··· Records shown ···

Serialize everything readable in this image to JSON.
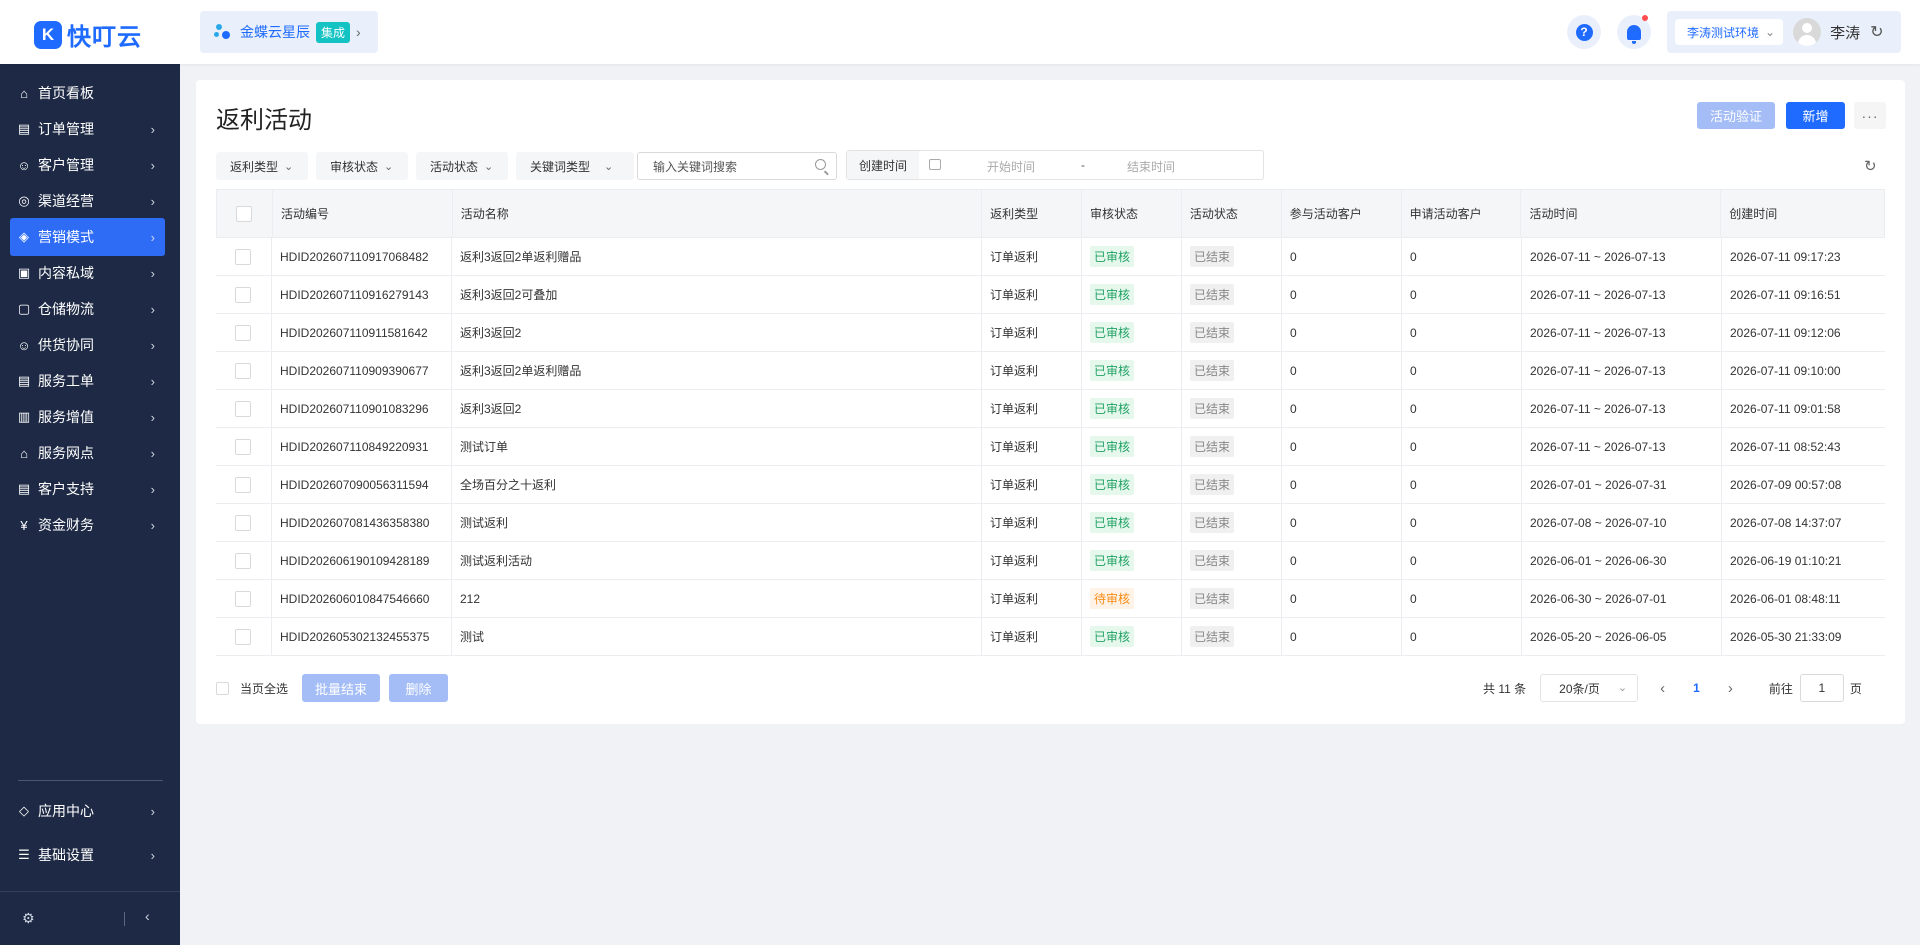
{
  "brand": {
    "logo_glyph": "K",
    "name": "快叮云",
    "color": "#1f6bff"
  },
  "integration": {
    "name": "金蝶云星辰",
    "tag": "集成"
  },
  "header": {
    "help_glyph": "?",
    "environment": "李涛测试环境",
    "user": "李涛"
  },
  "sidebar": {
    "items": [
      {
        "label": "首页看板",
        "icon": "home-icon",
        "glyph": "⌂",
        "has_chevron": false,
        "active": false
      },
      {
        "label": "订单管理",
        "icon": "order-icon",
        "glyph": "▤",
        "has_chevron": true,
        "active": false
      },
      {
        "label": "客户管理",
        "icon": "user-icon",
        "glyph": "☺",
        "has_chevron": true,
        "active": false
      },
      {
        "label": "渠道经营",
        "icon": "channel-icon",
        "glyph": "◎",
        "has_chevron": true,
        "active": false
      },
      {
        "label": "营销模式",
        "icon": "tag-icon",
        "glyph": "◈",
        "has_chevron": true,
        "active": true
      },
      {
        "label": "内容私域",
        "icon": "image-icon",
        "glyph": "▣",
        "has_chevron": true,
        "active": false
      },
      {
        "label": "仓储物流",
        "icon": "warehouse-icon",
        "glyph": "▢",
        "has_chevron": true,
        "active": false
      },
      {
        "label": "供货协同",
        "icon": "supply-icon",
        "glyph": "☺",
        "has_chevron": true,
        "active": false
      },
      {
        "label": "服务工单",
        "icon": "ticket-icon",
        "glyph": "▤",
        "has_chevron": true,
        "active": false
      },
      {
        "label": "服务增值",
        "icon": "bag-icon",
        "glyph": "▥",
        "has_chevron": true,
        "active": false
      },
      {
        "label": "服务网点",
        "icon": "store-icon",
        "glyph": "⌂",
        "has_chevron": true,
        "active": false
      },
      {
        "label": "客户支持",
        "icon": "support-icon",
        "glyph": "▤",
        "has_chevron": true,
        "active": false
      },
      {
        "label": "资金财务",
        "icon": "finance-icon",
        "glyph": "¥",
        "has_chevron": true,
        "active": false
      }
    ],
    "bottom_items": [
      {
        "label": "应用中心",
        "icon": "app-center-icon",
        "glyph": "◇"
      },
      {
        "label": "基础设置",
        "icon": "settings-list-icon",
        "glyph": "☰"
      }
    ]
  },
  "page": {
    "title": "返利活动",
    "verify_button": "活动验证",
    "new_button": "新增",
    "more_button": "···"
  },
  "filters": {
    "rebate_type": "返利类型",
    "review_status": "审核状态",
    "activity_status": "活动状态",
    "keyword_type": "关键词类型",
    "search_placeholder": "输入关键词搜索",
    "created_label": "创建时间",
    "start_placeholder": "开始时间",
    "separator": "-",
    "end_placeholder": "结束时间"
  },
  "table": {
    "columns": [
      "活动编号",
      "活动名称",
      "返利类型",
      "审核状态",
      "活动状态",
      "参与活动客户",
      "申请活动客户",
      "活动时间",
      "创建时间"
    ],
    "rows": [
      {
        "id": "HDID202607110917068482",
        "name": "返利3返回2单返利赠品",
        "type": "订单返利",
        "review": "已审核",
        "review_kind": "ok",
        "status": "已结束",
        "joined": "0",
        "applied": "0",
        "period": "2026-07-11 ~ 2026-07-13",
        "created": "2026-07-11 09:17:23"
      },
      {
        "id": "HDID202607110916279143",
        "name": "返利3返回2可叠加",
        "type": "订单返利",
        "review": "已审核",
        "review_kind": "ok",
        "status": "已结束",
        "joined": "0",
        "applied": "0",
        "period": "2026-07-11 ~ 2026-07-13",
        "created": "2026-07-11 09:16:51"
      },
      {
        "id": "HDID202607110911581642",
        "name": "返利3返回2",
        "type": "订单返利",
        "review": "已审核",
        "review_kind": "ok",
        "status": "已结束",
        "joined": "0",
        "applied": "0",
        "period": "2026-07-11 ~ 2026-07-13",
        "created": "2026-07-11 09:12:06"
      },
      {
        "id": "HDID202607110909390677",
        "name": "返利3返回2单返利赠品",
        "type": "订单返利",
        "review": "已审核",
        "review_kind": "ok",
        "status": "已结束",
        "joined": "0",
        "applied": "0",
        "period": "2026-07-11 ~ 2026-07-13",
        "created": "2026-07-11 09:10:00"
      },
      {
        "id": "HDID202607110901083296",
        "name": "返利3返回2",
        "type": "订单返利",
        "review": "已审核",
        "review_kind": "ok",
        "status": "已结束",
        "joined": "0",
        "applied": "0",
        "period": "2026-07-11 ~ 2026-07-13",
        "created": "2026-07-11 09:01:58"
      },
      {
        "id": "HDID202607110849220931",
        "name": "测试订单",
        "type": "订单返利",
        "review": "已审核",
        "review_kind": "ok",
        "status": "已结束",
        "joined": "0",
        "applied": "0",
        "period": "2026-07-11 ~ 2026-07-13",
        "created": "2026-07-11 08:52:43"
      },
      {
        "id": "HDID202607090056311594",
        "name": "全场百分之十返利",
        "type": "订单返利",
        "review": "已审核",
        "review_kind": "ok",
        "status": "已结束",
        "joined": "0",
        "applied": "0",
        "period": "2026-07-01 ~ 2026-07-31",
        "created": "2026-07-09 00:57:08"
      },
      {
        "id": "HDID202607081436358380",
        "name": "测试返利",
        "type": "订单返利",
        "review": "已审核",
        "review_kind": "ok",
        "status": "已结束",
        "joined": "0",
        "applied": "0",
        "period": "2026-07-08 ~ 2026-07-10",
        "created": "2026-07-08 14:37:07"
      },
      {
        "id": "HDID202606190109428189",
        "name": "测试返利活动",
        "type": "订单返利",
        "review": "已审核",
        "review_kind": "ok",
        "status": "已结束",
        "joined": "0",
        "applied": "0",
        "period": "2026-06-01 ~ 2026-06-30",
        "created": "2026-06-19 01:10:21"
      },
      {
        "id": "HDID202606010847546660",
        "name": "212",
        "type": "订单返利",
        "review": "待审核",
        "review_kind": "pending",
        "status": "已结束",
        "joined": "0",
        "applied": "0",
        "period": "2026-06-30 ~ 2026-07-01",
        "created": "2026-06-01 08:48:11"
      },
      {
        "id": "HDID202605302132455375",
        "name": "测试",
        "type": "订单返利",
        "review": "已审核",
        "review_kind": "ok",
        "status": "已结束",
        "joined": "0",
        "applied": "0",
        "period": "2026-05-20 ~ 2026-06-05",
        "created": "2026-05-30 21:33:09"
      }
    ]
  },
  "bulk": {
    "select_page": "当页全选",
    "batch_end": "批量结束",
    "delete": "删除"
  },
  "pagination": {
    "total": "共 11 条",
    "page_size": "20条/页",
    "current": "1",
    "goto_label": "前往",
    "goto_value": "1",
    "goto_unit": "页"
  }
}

···

## Set problem
Reproduce the full listing faithfully, but do not carry over any pictures.

## Answer to this exercise
Serialize everything readable in this image to JSON.
{
  "brand": {
    "logo_glyph": "K",
    "name": "快叮云",
    "color": "#1f6bff"
  },
  "integration": {
    "name": "金蝶云星辰",
    "tag": "集成"
  },
  "header": {
    "help_glyph": "?",
    "environment": "李涛测试环境",
    "user": "李涛"
  },
  "sidebar": {
    "items": [
      {
        "label": "首页看板",
        "icon": "home-icon",
        "glyph": "⌂",
        "has_chevron": false,
        "active": false
      },
      {
        "label": "订单管理",
        "icon": "order-icon",
        "glyph": "▤",
        "has_chevron": true,
        "active": false
      },
      {
        "label": "客户管理",
        "icon": "user-icon",
        "glyph": "☺",
        "has_chevron": true,
        "active": false
      },
      {
        "label": "渠道经营",
        "icon": "channel-icon",
        "glyph": "◎",
        "has_chevron": true,
        "active": false
      },
      {
        "label": "营销模式",
        "icon": "tag-icon",
        "glyph": "◈",
        "has_chevron": true,
        "active": true
      },
      {
        "label": "内容私域",
        "icon": "image-icon",
        "glyph": "▣",
        "has_chevron": true,
        "active": false
      },
      {
        "label": "仓储物流",
        "icon": "warehouse-icon",
        "glyph": "▢",
        "has_chevron": true,
        "active": false
      },
      {
        "label": "供货协同",
        "icon": "supply-icon",
        "glyph": "☺",
        "has_chevron": true,
        "active": false
      },
      {
        "label": "服务工单",
        "icon": "ticket-icon",
        "glyph": "▤",
        "has_chevron": true,
        "active": false
      },
      {
        "label": "服务增值",
        "icon": "bag-icon",
        "glyph": "▥",
        "has_chevron": true,
        "active": false
      },
      {
        "label": "服务网点",
        "icon": "store-icon",
        "glyph": "⌂",
        "has_chevron": true,
        "active": false
      },
      {
        "label": "客户支持",
        "icon": "support-icon",
        "glyph": "▤",
        "has_chevron": true,
        "active": false
      },
      {
        "label": "资金财务",
        "icon": "finance-icon",
        "glyph": "¥",
        "has_chevron": true,
        "active": false
      }
    ],
    "bottom_items": [
      {
        "label": "应用中心",
        "icon": "app-center-icon",
        "glyph": "◇"
      },
      {
        "label": "基础设置",
        "icon": "settings-list-icon",
        "glyph": "☰"
      }
    ]
  },
  "page": {
    "title": "返利活动",
    "verify_button": "活动验证",
    "new_button": "新增",
    "more_button": "···"
  },
  "filters": {
    "rebate_type": "返利类型",
    "review_status": "审核状态",
    "activity_status": "活动状态",
    "keyword_type": "关键词类型",
    "search_placeholder": "输入关键词搜索",
    "created_label": "创建时间",
    "start_placeholder": "开始时间",
    "separator": "-",
    "end_placeholder": "结束时间"
  },
  "table": {
    "columns": [
      "活动编号",
      "活动名称",
      "返利类型",
      "审核状态",
      "活动状态",
      "参与活动客户",
      "申请活动客户",
      "活动时间",
      "创建时间"
    ],
    "rows": [
      {
        "id": "HDID202607110917068482",
        "name": "返利3返回2单返利赠品",
        "type": "订单返利",
        "review": "已审核",
        "review_kind": "ok",
        "status": "已结束",
        "joined": "0",
        "applied": "0",
        "period": "2026-07-11 ~ 2026-07-13",
        "created": "2026-07-11 09:17:23"
      },
      {
        "id": "HDID202607110916279143",
        "name": "返利3返回2可叠加",
        "type": "订单返利",
        "review": "已审核",
        "review_kind": "ok",
        "status": "已结束",
        "joined": "0",
        "applied": "0",
        "period": "2026-07-11 ~ 2026-07-13",
        "created": "2026-07-11 09:16:51"
      },
      {
        "id": "HDID202607110911581642",
        "name": "返利3返回2",
        "type": "订单返利",
        "review": "已审核",
        "review_kind": "ok",
        "status": "已结束",
        "joined": "0",
        "applied": "0",
        "period": "2026-07-11 ~ 2026-07-13",
        "created": "2026-07-11 09:12:06"
      },
      {
        "id": "HDID202607110909390677",
        "name": "返利3返回2单返利赠品",
        "type": "订单返利",
        "review": "已审核",
        "review_kind": "ok",
        "status": "已结束",
        "joined": "0",
        "applied": "0",
        "period": "2026-07-11 ~ 2026-07-13",
        "created": "2026-07-11 09:10:00"
      },
      {
        "id": "HDID202607110901083296",
        "name": "返利3返回2",
        "type": "订单返利",
        "review": "已审核",
        "review_kind": "ok",
        "status": "已结束",
        "joined": "0",
        "applied": "0",
        "period": "2026-07-11 ~ 2026-07-13",
        "created": "2026-07-11 09:01:58"
      },
      {
        "id": "HDID202607110849220931",
        "name": "测试订单",
        "type": "订单返利",
        "review": "已审核",
        "review_kind": "ok",
        "status": "已结束",
        "joined": "0",
        "applied": "0",
        "period": "2026-07-11 ~ 2026-07-13",
        "created": "2026-07-11 08:52:43"
      },
      {
        "id": "HDID202607090056311594",
        "name": "全场百分之十返利",
        "type": "订单返利",
        "review": "已审核",
        "review_kind": "ok",
        "status": "已结束",
        "joined": "0",
        "applied": "0",
        "period": "2026-07-01 ~ 2026-07-31",
        "created": "2026-07-09 00:57:08"
      },
      {
        "id": "HDID202607081436358380",
        "name": "测试返利",
        "type": "订单返利",
        "review": "已审核",
        "review_kind": "ok",
        "status": "已结束",
        "joined": "0",
        "applied": "0",
        "period": "2026-07-08 ~ 2026-07-10",
        "created": "2026-07-08 14:37:07"
      },
      {
        "id": "HDID202606190109428189",
        "name": "测试返利活动",
        "type": "订单返利",
        "review": "已审核",
        "review_kind": "ok",
        "status": "已结束",
        "joined": "0",
        "applied": "0",
        "period": "2026-06-01 ~ 2026-06-30",
        "created": "2026-06-19 01:10:21"
      },
      {
        "id": "HDID202606010847546660",
        "name": "212",
        "type": "订单返利",
        "review": "待审核",
        "review_kind": "pending",
        "status": "已结束",
        "joined": "0",
        "applied": "0",
        "period": "2026-06-30 ~ 2026-07-01",
        "created": "2026-06-01 08:48:11"
      },
      {
        "id": "HDID202605302132455375",
        "name": "测试",
        "type": "订单返利",
        "review": "已审核",
        "review_kind": "ok",
        "status": "已结束",
        "joined": "0",
        "applied": "0",
        "period": "2026-05-20 ~ 2026-06-05",
        "created": "2026-05-30 21:33:09"
      }
    ]
  },
  "bulk": {
    "select_page": "当页全选",
    "batch_end": "批量结束",
    "delete": "删除"
  },
  "pagination": {
    "total": "共 11 条",
    "page_size": "20条/页",
    "current": "1",
    "goto_label": "前往",
    "goto_value": "1",
    "goto_unit": "页"
  }
}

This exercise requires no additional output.